• _Data_:
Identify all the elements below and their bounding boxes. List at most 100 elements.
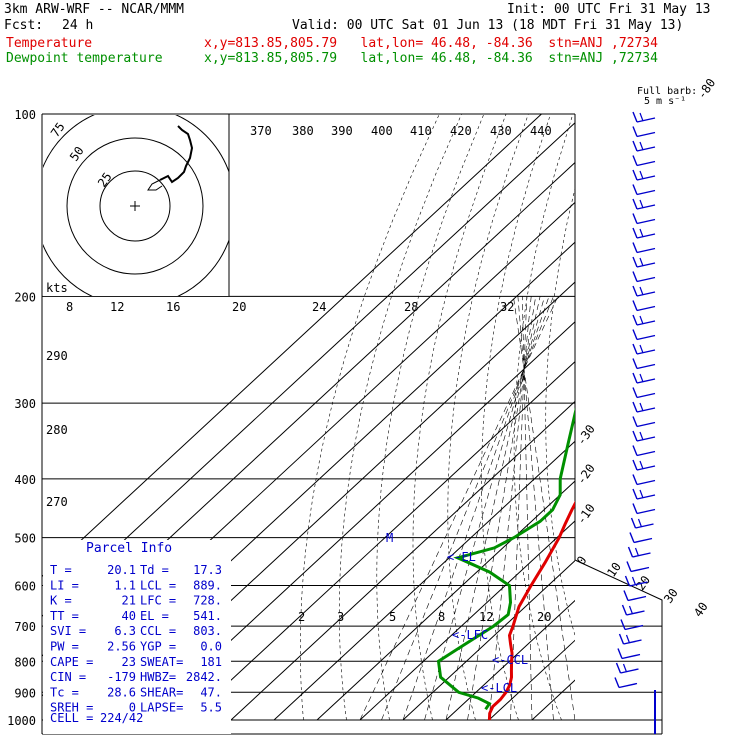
- melting-level-marker: M: [386, 531, 393, 545]
- wind-barb-shaft: [636, 218, 656, 225]
- wind-barb-flag: [639, 373, 644, 383]
- parcel-info-cell: -179: [107, 670, 136, 684]
- parcel-info-cell: EL =: [140, 609, 169, 623]
- wind-barb-shaft: [636, 247, 656, 254]
- wind-barb-flag: [639, 402, 644, 412]
- parcel-info-cell: CAPE =: [50, 655, 93, 669]
- mixing-ratio-label: 2: [298, 610, 305, 624]
- moist-adiabat: [359, 296, 559, 721]
- wind-barb-shaft: [636, 421, 656, 428]
- hodograph-trace: [159, 125, 194, 184]
- dry-adiabat: [481, 114, 551, 721]
- wind-barb-flag: [632, 372, 638, 384]
- speed-tick: 20: [232, 300, 246, 314]
- parcel-info-cell: 28.6: [107, 685, 136, 699]
- wind-barb-flag: [632, 184, 638, 195]
- mixing-ratio-label: 12: [479, 610, 493, 624]
- wind-barb-flag: [623, 590, 629, 601]
- wind-barb-shaft: [636, 450, 656, 457]
- wind-barb-shaft: [630, 566, 650, 573]
- wind-barb-flag: [632, 416, 638, 427]
- wind-barb-flag: [632, 213, 638, 224]
- wind-barb-flag: [630, 517, 637, 529]
- parcel-cell-value: 224/42: [100, 711, 143, 725]
- wind-barb-flag: [639, 112, 644, 122]
- wind-barb-shaft: [636, 204, 656, 210]
- parcel-info-cell: K =: [50, 594, 72, 608]
- wind-barb-shaft: [636, 378, 656, 384]
- wind-scale-label: Full barb:: [637, 86, 697, 97]
- temperature-tick-label: -20: [574, 461, 598, 487]
- pressure-tick-label: 400: [14, 473, 36, 487]
- hodograph: 75 50 25 kts: [43, 114, 230, 296]
- wind-barb-shaft: [636, 189, 656, 196]
- parcel-info-cell: 0.0: [200, 640, 222, 654]
- parcel-info-cell: LFC =: [140, 594, 176, 608]
- pressure-labels: 100 200 300 400 500 600 700 800 900 1000: [7, 108, 36, 728]
- dewpoint-profile: [436, 407, 575, 711]
- wind-barb-flag: [639, 199, 644, 209]
- isotherm-line: [144, 321, 575, 721]
- parcel-info-cell: 728.: [193, 594, 222, 608]
- speed-tick: 12: [110, 300, 124, 314]
- wind-barb-shaft: [632, 552, 651, 558]
- ccl-marker: <-CCL: [492, 653, 528, 667]
- speed-tick: 32: [500, 300, 514, 314]
- wind-barbs: [614, 111, 656, 734]
- wind-barb-flag: [625, 634, 631, 644]
- wind-barb-flag: [632, 488, 638, 500]
- temperature-tick-label: -30: [574, 422, 598, 448]
- theta-label: 390: [331, 124, 353, 138]
- wind-barb-shaft: [627, 595, 647, 602]
- parcel-info-cell: LAPSE=: [140, 701, 183, 715]
- wind-barb-shaft: [636, 305, 656, 312]
- wind-barb-flag: [632, 256, 638, 268]
- theta-label: 270: [46, 495, 68, 509]
- parcel-info-cell: 2842.: [186, 670, 222, 684]
- pressure-tick-label: 600: [14, 580, 36, 594]
- wind-barb-flag: [632, 300, 638, 311]
- mixing-ratio-label: 5: [389, 610, 396, 624]
- wind-barb-flag: [634, 547, 640, 557]
- wind-barb-shaft: [633, 537, 653, 544]
- theta-label: 380: [292, 124, 314, 138]
- isotherm-lines: [42, 114, 575, 721]
- parcel-info-cell: SWEAT=: [140, 655, 183, 669]
- wind-barb-shaft: [624, 624, 644, 631]
- wind-barb-shaft: [636, 276, 656, 283]
- isotherm-line: [230, 400, 575, 721]
- theta-label: 410: [410, 124, 432, 138]
- wind-barb-shaft: [635, 523, 654, 529]
- init-time: Init: 00 UTC Fri 31 May 13: [507, 2, 711, 17]
- wind-barb-flag: [632, 474, 638, 485]
- theta-label: 420: [450, 124, 472, 138]
- wind-barb-shaft: [636, 233, 656, 239]
- wind-barb-flag: [632, 445, 638, 456]
- parcel-info-cell: HWBZ=: [140, 670, 176, 684]
- wind-barb-flag: [620, 619, 626, 630]
- wind-barb-flag: [639, 315, 644, 325]
- wind-barb-shaft: [623, 639, 642, 645]
- wind-barb-shaft: [636, 117, 656, 123]
- parcel-info-cell: T =: [50, 563, 72, 577]
- wind-barb-shaft: [636, 160, 656, 167]
- theta-label: 440: [530, 124, 552, 138]
- level-annotations: M <-EL <-LFC <-CCL <-LCL: [386, 531, 528, 695]
- wind-barb-flag: [632, 155, 638, 166]
- parcel-info-cell: SHEAR=: [140, 685, 183, 699]
- lcl-marker: <-LCL: [481, 681, 517, 695]
- dry-adiabat-lines: [299, 114, 575, 721]
- parcel-info-cell: SREH =: [50, 701, 93, 715]
- dry-adiabat: [338, 114, 462, 721]
- wind-barb-flag: [632, 271, 638, 282]
- parcel-info-cell: CCL =: [140, 624, 176, 638]
- wind-barb-flag: [632, 358, 638, 369]
- wind-barb-flag: [618, 633, 625, 645]
- pressure-tick-label: 700: [14, 620, 36, 634]
- wind-barb-flag: [639, 228, 644, 238]
- hodo-ring-25: [99, 170, 171, 242]
- pressure-tick-label: 100: [14, 108, 36, 122]
- wind-barb-flag: [632, 126, 638, 137]
- model-title: 3km ARW-WRF -- NCAR/MMM: [4, 2, 185, 17]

• _Problem_: Reproduce every line of the items above verbatim, omitting the pictures.

• _Result for this task_:
Identify all the elements below and their bounding boxes. List at most 100 elements.
- melting-level-marker: M: [386, 531, 393, 545]
- wind-barb-shaft: [636, 218, 656, 225]
- wind-barb-flag: [639, 373, 644, 383]
- parcel-info-cell: -179: [107, 670, 136, 684]
- parcel-info-cell: EL =: [140, 609, 169, 623]
- wind-barb-shaft: [636, 247, 656, 254]
- wind-barb-flag: [639, 402, 644, 412]
- parcel-info-cell: CAPE =: [50, 655, 93, 669]
- mixing-ratio-label: 2: [298, 610, 305, 624]
- moist-adiabat: [359, 296, 559, 721]
- wind-barb-shaft: [636, 421, 656, 428]
- hodograph-trace: [159, 125, 194, 184]
- dry-adiabat: [481, 114, 551, 721]
- wind-barb-flag: [632, 372, 638, 384]
- speed-tick: 20: [232, 300, 246, 314]
- parcel-info-cell: 28.6: [107, 685, 136, 699]
- wind-barb-flag: [632, 184, 638, 195]
- mixing-ratio-label: 12: [479, 610, 493, 624]
- wind-barb-flag: [623, 590, 629, 601]
- wind-barb-shaft: [636, 450, 656, 457]
- wind-barb-shaft: [630, 566, 650, 573]
- wind-barb-flag: [632, 416, 638, 427]
- wind-barb-flag: [632, 213, 638, 224]
- wind-barb-flag: [630, 517, 637, 529]
- parcel-cell-value: 224/42: [100, 711, 143, 725]
- wind-barb-flag: [639, 112, 644, 122]
- wind-barb-shaft: [636, 204, 656, 210]
- parcel-info-cell: K =: [50, 594, 72, 608]
- wind-barb-shaft: [636, 378, 656, 384]
- wind-scale-label: Full barb:: [637, 86, 697, 97]
- temperature-tick-label: -20: [574, 461, 598, 487]
- pressure-tick-label: 400: [14, 473, 36, 487]
- hodograph: 75 50 25 kts: [43, 114, 230, 296]
- wind-barb-shaft: [636, 189, 656, 196]
- parcel-info-cell: 0.0: [200, 640, 222, 654]
- parcel-info-cell: LFC =: [140, 594, 176, 608]
- pressure-labels: 100 200 300 400 500 600 700 800 900 1000: [7, 108, 36, 728]
- dewpoint-profile: [436, 407, 575, 711]
- wind-barb-flag: [639, 199, 644, 209]
- isotherm-line: [144, 321, 575, 721]
- parcel-info-cell: 728.: [193, 594, 222, 608]
- speed-tick: 12: [110, 300, 124, 314]
- wind-barb-shaft: [632, 552, 651, 558]
- ccl-marker: <-CCL: [492, 653, 528, 667]
- speed-tick: 32: [500, 300, 514, 314]
- wind-barbs: [614, 111, 656, 734]
- wind-barb-flag: [625, 634, 631, 644]
- wind-barb-flag: [632, 488, 638, 500]
- temperature-tick-label: -30: [574, 422, 598, 448]
- theta-label: 390: [331, 124, 353, 138]
- wind-barb-shaft: [627, 595, 647, 602]
- parcel-info-cell: LAPSE=: [140, 701, 183, 715]
- wind-barb-shaft: [636, 305, 656, 312]
- wind-barb-flag: [632, 256, 638, 268]
- theta-label: 270: [46, 495, 68, 509]
- parcel-info-cell: 2842.: [186, 670, 222, 684]
- pressure-tick-label: 600: [14, 580, 36, 594]
- wind-barb-flag: [632, 300, 638, 311]
- mixing-ratio-label: 5: [389, 610, 396, 624]
- wind-barb-flag: [634, 547, 640, 557]
- wind-barb-shaft: [633, 537, 653, 544]
- theta-label: 380: [292, 124, 314, 138]
- isotherm-lines: [42, 114, 575, 721]
- parcel-info-cell: SWEAT=: [140, 655, 183, 669]
- wind-barb-shaft: [624, 624, 644, 631]
- wind-barb-shaft: [636, 276, 656, 283]
- isotherm-line: [230, 400, 575, 721]
- theta-label: 410: [410, 124, 432, 138]
- wind-barb-shaft: [635, 523, 654, 529]
- init-time: Init: 00 UTC Fri 31 May 13: [507, 2, 711, 17]
- wind-barb-flag: [632, 474, 638, 485]
- theta-label: 420: [450, 124, 472, 138]
- wind-barb-shaft: [636, 233, 656, 239]
- wind-barb-flag: [632, 445, 638, 456]
- parcel-info-cell: HWBZ=: [140, 670, 176, 684]
- wind-barb-flag: [620, 619, 626, 630]
- wind-barb-flag: [639, 315, 644, 325]
- wind-barb-shaft: [623, 639, 642, 645]
- wind-barb-shaft: [636, 117, 656, 123]
- parcel-info-cell: T =: [50, 563, 72, 577]
- wind-barb-shaft: [636, 160, 656, 167]
- theta-label: 440: [530, 124, 552, 138]
- level-annotations: M <-EL <-LFC <-CCL <-LCL: [386, 531, 528, 695]
- wind-barb-flag: [632, 155, 638, 166]
- parcel-info-cell: SHEAR=: [140, 685, 183, 699]
- lcl-marker: <-LCL: [481, 681, 517, 695]
- dry-adiabat-lines: [299, 114, 575, 721]
- parcel-info-cell: SREH =: [50, 701, 93, 715]
- dry-adiabat: [338, 114, 462, 721]
- wind-barb-flag: [632, 271, 638, 282]
- parcel-info-cell: CCL =: [140, 624, 176, 638]
- wind-barb-flag: [632, 358, 638, 369]
- wind-barb-flag: [618, 633, 625, 645]
- pressure-tick-label: 700: [14, 620, 36, 634]
- wind-barb-flag: [639, 228, 644, 238]
- hodo-ring-25: [99, 170, 171, 242]
- pressure-tick-label: 100: [14, 108, 36, 122]
- wind-barb-flag: [632, 126, 638, 137]
- model-title: 3km ARW-WRF -- NCAR/MMM: [4, 2, 185, 17]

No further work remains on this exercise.